----- Given records -----

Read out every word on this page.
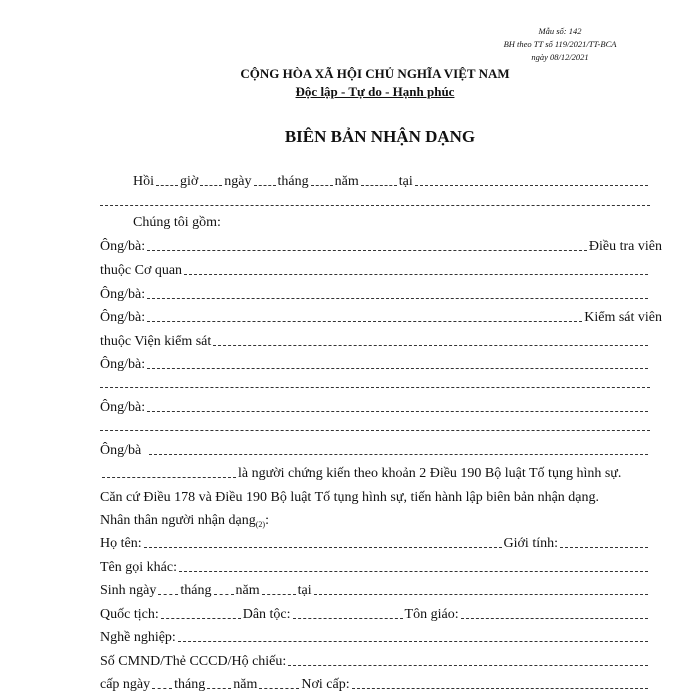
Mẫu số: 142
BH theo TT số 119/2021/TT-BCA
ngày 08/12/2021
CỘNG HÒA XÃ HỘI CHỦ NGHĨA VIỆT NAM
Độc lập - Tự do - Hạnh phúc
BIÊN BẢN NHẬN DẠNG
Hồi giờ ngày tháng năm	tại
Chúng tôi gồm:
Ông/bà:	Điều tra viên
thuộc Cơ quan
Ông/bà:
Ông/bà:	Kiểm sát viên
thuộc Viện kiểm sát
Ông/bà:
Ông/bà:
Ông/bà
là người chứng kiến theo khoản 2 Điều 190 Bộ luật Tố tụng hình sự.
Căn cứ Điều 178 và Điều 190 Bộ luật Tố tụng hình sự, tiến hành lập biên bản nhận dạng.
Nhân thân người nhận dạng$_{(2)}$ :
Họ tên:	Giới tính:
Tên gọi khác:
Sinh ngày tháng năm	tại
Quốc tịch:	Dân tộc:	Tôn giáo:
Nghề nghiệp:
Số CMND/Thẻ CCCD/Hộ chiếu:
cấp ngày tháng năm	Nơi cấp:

-----

• Job:
Transcribe every entry above exactly. Omit all pictures.

• Final result:
Read out every word on this page.
Mẫu số: 142
BH theo TT số 119/2021/TT-BCA
ngày 08/12/2021
CỘNG HÒA XÃ HỘI CHỦ NGHĨA VIỆT NAM
Độc lập - Tự do - Hạnh phúc
BIÊN BẢN NHẬN DẠNG
Hồi giờ ngày tháng năm	tại
Chúng tôi gồm:
Ông/bà:	Điều tra viên
thuộc Cơ quan
Ông/bà:
Ông/bà:	Kiểm sát viên
thuộc Viện kiểm sát
Ông/bà:
Ông/bà:
Ông/bà
là người chứng kiến theo khoản 2 Điều 190 Bộ luật Tố tụng hình sự.
Căn cứ Điều 178 và Điều 190 Bộ luật Tố tụng hình sự, tiến hành lập biên bản nhận dạng.
Nhân thân người nhận dạng$_{(2)}$ :
Họ tên:	Giới tính:
Tên gọi khác:
Sinh ngày tháng năm	tại
Quốc tịch:	Dân tộc:	Tôn giáo:
Nghề nghiệp:
Số CMND/Thẻ CCCD/Hộ chiếu:
cấp ngày tháng năm	Nơi cấp:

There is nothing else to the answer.